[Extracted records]
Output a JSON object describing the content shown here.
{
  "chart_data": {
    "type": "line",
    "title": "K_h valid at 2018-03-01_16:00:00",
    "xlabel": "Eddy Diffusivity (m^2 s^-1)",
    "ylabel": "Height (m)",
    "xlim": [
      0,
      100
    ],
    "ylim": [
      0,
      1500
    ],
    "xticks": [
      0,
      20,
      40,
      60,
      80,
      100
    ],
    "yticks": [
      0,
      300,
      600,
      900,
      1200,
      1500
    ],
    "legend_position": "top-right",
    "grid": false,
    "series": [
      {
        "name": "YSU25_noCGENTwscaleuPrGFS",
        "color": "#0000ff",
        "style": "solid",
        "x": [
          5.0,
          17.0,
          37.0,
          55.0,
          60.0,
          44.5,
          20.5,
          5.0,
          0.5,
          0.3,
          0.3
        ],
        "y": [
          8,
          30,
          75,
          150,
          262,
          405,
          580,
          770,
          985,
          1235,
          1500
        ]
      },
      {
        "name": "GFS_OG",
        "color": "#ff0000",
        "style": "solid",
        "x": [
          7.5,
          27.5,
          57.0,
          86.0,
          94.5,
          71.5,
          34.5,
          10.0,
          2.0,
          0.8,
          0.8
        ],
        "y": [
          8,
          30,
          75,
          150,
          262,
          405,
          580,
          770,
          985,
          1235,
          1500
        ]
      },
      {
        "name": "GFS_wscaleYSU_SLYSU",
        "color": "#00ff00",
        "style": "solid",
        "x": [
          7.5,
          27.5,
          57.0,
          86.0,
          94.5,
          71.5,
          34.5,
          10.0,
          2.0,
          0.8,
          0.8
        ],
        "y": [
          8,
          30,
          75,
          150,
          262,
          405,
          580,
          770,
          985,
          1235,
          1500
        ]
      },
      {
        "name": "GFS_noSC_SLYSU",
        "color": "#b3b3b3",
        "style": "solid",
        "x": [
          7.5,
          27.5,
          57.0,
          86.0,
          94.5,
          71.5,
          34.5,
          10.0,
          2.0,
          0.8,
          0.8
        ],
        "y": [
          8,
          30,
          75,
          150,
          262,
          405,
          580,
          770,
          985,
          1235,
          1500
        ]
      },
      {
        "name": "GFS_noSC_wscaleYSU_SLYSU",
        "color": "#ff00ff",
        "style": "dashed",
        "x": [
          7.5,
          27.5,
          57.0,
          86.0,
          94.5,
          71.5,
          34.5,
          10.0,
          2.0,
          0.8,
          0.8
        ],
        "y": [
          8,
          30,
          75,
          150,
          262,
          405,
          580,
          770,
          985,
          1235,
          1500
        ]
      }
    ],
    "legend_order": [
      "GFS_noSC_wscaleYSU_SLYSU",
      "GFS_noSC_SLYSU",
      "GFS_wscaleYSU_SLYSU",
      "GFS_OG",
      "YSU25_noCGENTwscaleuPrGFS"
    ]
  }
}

REQUIRED TASK: Return all the data exactly as given.

FINISHED ANSWER:
Output a JSON object describing the content shown here.
{
  "chart_data": {
    "type": "line",
    "title": "K_h valid at 2018-03-01_16:00:00",
    "xlabel": "Eddy Diffusivity (m^2 s^-1)",
    "ylabel": "Height (m)",
    "xlim": [
      0,
      100
    ],
    "ylim": [
      0,
      1500
    ],
    "xticks": [
      0,
      20,
      40,
      60,
      80,
      100
    ],
    "yticks": [
      0,
      300,
      600,
      900,
      1200,
      1500
    ],
    "legend_position": "top-right",
    "grid": false,
    "series": [
      {
        "name": "YSU25_noCGENTwscaleuPrGFS",
        "color": "#0000ff",
        "style": "solid",
        "x": [
          5.0,
          17.0,
          37.0,
          55.0,
          60.0,
          44.5,
          20.5,
          5.0,
          0.5,
          0.3,
          0.3
        ],
        "y": [
          8,
          30,
          75,
          150,
          262,
          405,
          580,
          770,
          985,
          1235,
          1500
        ]
      },
      {
        "name": "GFS_OG",
        "color": "#ff0000",
        "style": "solid",
        "x": [
          7.5,
          27.5,
          57.0,
          86.0,
          94.5,
          71.5,
          34.5,
          10.0,
          2.0,
          0.8,
          0.8
        ],
        "y": [
          8,
          30,
          75,
          150,
          262,
          405,
          580,
          770,
          985,
          1235,
          1500
        ]
      },
      {
        "name": "GFS_wscaleYSU_SLYSU",
        "color": "#00ff00",
        "style": "solid",
        "x": [
          7.5,
          27.5,
          57.0,
          86.0,
          94.5,
          71.5,
          34.5,
          10.0,
          2.0,
          0.8,
          0.8
        ],
        "y": [
          8,
          30,
          75,
          150,
          262,
          405,
          580,
          770,
          985,
          1235,
          1500
        ]
      },
      {
        "name": "GFS_noSC_SLYSU",
        "color": "#b3b3b3",
        "style": "solid",
        "x": [
          7.5,
          27.5,
          57.0,
          86.0,
          94.5,
          71.5,
          34.5,
          10.0,
          2.0,
          0.8,
          0.8
        ],
        "y": [
          8,
          30,
          75,
          150,
          262,
          405,
          580,
          770,
          985,
          1235,
          1500
        ]
      },
      {
        "name": "GFS_noSC_wscaleYSU_SLYSU",
        "color": "#ff00ff",
        "style": "dashed",
        "x": [
          7.5,
          27.5,
          57.0,
          86.0,
          94.5,
          71.5,
          34.5,
          10.0,
          2.0,
          0.8,
          0.8
        ],
        "y": [
          8,
          30,
          75,
          150,
          262,
          405,
          580,
          770,
          985,
          1235,
          1500
        ]
      }
    ],
    "legend_order": [
      "GFS_noSC_wscaleYSU_SLYSU",
      "GFS_noSC_SLYSU",
      "GFS_wscaleYSU_SLYSU",
      "GFS_OG",
      "YSU25_noCGENTwscaleuPrGFS"
    ]
  }
}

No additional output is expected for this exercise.